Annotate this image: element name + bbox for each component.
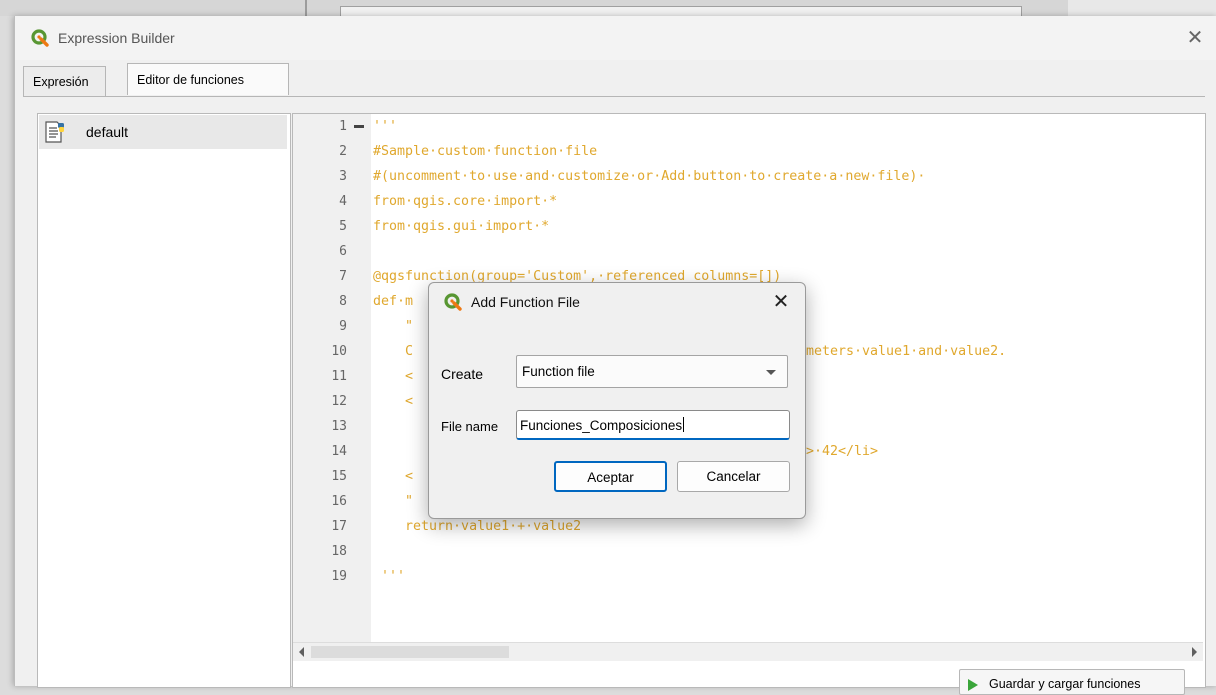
line-number: 11 — [331, 369, 347, 384]
line-number-gutter: 1 2 3 4 5 6 7 8 9 10 11 12 13 14 15 16 1… — [293, 114, 371, 642]
qgis-logo-icon — [31, 29, 49, 47]
code-line-fragment: meters·value1·and·value2. — [806, 344, 1007, 359]
line-number: 8 — [339, 294, 347, 309]
function-file-list[interactable]: default — [37, 113, 291, 688]
window-close-button[interactable]: ✕ — [1181, 24, 1209, 52]
title-bar: Expression Builder ✕ — [15, 16, 1216, 60]
line-number: 18 — [331, 544, 347, 559]
code-line: < — [373, 394, 414, 409]
code-line: < — [373, 469, 414, 484]
line-number: 15 — [331, 469, 347, 484]
line-number: 10 — [331, 344, 347, 359]
line-number: 13 — [331, 419, 347, 434]
horizontal-scrollbar[interactable] — [293, 642, 1203, 661]
line-number: 3 — [339, 169, 347, 184]
file-name-label: File name — [441, 419, 499, 434]
code-line: ''' — [373, 569, 406, 584]
scroll-left-icon[interactable] — [299, 647, 304, 657]
line-number: 17 — [331, 519, 347, 534]
line-number: 12 — [331, 394, 347, 409]
code-line: ''' — [373, 119, 398, 134]
file-list-item[interactable]: default — [39, 115, 287, 149]
line-number: 16 — [331, 494, 347, 509]
code-line: def·m — [373, 294, 414, 309]
fold-marker-icon[interactable] — [354, 125, 364, 128]
create-type-select[interactable]: Function file — [516, 355, 788, 388]
line-number: 19 — [331, 569, 347, 584]
file-name-input[interactable]: Funciones_Composiciones — [516, 410, 790, 440]
create-label: Create — [441, 366, 484, 382]
scrollbar-thumb[interactable] — [311, 646, 509, 658]
line-number: 4 — [339, 194, 347, 209]
file-list-item-label: default — [86, 124, 129, 140]
add-function-file-dialog: Add Function File ✕ Create Function file… — [428, 282, 806, 519]
code-line: < — [373, 369, 414, 384]
line-number: 7 — [339, 269, 347, 284]
accept-button[interactable]: Aceptar — [554, 461, 667, 492]
line-number: 14 — [331, 444, 347, 459]
background-divider — [305, 0, 307, 16]
code-line: from·qgis.gui·import·* — [373, 219, 550, 234]
tab-editor-de-funciones[interactable]: Editor de funciones — [127, 63, 289, 95]
text-cursor — [683, 417, 685, 432]
background-panel — [1068, 0, 1216, 16]
tab-divider — [23, 96, 1205, 97]
line-number: 2 — [339, 144, 347, 159]
background-window — [0, 0, 1216, 17]
play-icon — [968, 679, 978, 691]
code-line: #(uncomment·to·use·and·customize·or·Add·… — [373, 169, 926, 184]
line-number: 1 — [339, 119, 347, 134]
window-title: Expression Builder — [58, 30, 175, 46]
code-line: " — [373, 319, 414, 334]
code-line: #Sample·custom·function·file — [373, 144, 598, 159]
create-type-value: Function file — [522, 364, 595, 379]
dialog-close-button[interactable]: ✕ — [767, 288, 795, 316]
file-name-value: Funciones_Composiciones — [520, 417, 685, 433]
tab-expresion[interactable]: Expresión — [23, 66, 106, 97]
save-button-label: Guardar y cargar funciones — [989, 677, 1141, 691]
python-file-icon — [45, 121, 64, 143]
file-name-text: Funciones_Composiciones — [520, 418, 683, 433]
chevron-down-icon — [766, 370, 776, 375]
code-line: " — [373, 494, 414, 509]
code-line: C — [373, 344, 414, 359]
code-line-fragment: >·42</li> — [806, 444, 879, 459]
save-and-load-functions-button[interactable]: Guardar y cargar funciones — [959, 669, 1185, 695]
line-number: 9 — [339, 319, 347, 334]
line-number: 5 — [339, 219, 347, 234]
line-number: 6 — [339, 244, 347, 259]
cancel-button[interactable]: Cancelar — [677, 461, 790, 492]
dialog-title: Add Function File — [471, 294, 580, 310]
code-line: from·qgis.core·import·* — [373, 194, 558, 209]
qgis-logo-icon — [444, 293, 462, 311]
scroll-right-icon[interactable] — [1192, 647, 1197, 657]
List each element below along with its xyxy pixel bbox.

**Given exercise:**
Transcribe the listing above verbatim, line for line, and omit the pictures.

**Problem solution:**
Annotate this image: element name + bbox for each component.
line-number: 11 — [331, 369, 347, 384]
line-number-gutter: 1 2 3 4 5 6 7 8 9 10 11 12 13 14 15 16 1… — [293, 114, 371, 642]
qgis-logo-icon — [31, 29, 49, 47]
code-line-fragment: meters·value1·and·value2. — [806, 344, 1007, 359]
line-number: 8 — [339, 294, 347, 309]
function-file-list[interactable]: default — [37, 113, 291, 688]
window-close-button[interactable]: ✕ — [1181, 24, 1209, 52]
title-bar: Expression Builder ✕ — [15, 16, 1216, 60]
line-number: 18 — [331, 544, 347, 559]
code-line: < — [373, 394, 414, 409]
code-line: < — [373, 469, 414, 484]
line-number: 15 — [331, 469, 347, 484]
line-number: 10 — [331, 344, 347, 359]
line-number: 13 — [331, 419, 347, 434]
horizontal-scrollbar[interactable] — [293, 642, 1203, 661]
line-number: 3 — [339, 169, 347, 184]
file-name-label: File name — [441, 419, 499, 434]
code-line: ''' — [373, 569, 406, 584]
scroll-left-icon[interactable] — [299, 647, 304, 657]
line-number: 17 — [331, 519, 347, 534]
line-number: 12 — [331, 394, 347, 409]
code-line: ''' — [373, 119, 398, 134]
file-list-item[interactable]: default — [39, 115, 287, 149]
line-number: 16 — [331, 494, 347, 509]
code-line: def·m — [373, 294, 414, 309]
fold-marker-icon[interactable] — [354, 125, 364, 128]
create-type-select[interactable]: Function file — [516, 355, 788, 388]
line-number: 19 — [331, 569, 347, 584]
file-name-input[interactable]: Funciones_Composiciones — [516, 410, 790, 440]
create-label: Create — [441, 366, 484, 382]
scrollbar-thumb[interactable] — [311, 646, 509, 658]
line-number: 4 — [339, 194, 347, 209]
file-list-item-label: default — [86, 124, 129, 140]
add-function-file-dialog: Add Function File ✕ Create Function file… — [428, 282, 806, 519]
code-line: < — [373, 369, 414, 384]
line-number: 7 — [339, 269, 347, 284]
accept-button[interactable]: Aceptar — [554, 461, 667, 492]
line-number: 14 — [331, 444, 347, 459]
background-divider — [305, 0, 307, 16]
code-line: from·qgis.gui·import·* — [373, 219, 550, 234]
tab-editor-de-funciones[interactable]: Editor de funciones — [127, 63, 289, 95]
text-cursor — [683, 417, 685, 432]
background-panel — [1068, 0, 1216, 16]
tab-divider — [23, 96, 1205, 97]
line-number: 2 — [339, 144, 347, 159]
background-window — [0, 0, 1216, 17]
play-icon — [968, 679, 978, 691]
code-line: #(uncomment·to·use·and·customize·or·Add·… — [373, 169, 926, 184]
line-number: 1 — [339, 119, 347, 134]
window-title: Expression Builder — [58, 30, 175, 46]
code-line: " — [373, 319, 414, 334]
code-line: #Sample·custom·function·file — [373, 144, 598, 159]
create-type-value: Function file — [522, 364, 595, 379]
dialog-close-button[interactable]: ✕ — [767, 288, 795, 316]
file-name-value: Funciones_Composiciones — [520, 417, 685, 433]
tab-expresion[interactable]: Expresión — [23, 66, 106, 97]
save-button-label: Guardar y cargar funciones — [989, 677, 1141, 691]
python-file-icon — [45, 121, 64, 143]
file-name-text: Funciones_Composiciones — [520, 418, 683, 433]
chevron-down-icon — [766, 370, 776, 375]
code-line: " — [373, 494, 414, 509]
code-line: C — [373, 344, 414, 359]
code-line-fragment: >·42</li> — [806, 444, 879, 459]
save-and-load-functions-button[interactable]: Guardar y cargar funciones — [959, 669, 1185, 695]
line-number: 9 — [339, 319, 347, 334]
line-number: 5 — [339, 219, 347, 234]
line-number: 6 — [339, 244, 347, 259]
cancel-button[interactable]: Cancelar — [677, 461, 790, 492]
dialog-title: Add Function File — [471, 294, 580, 310]
code-line: from·qgis.core·import·* — [373, 194, 558, 209]
qgis-logo-icon — [444, 293, 462, 311]
scroll-right-icon[interactable] — [1192, 647, 1197, 657]
List each element below along with its xyxy pixel bbox.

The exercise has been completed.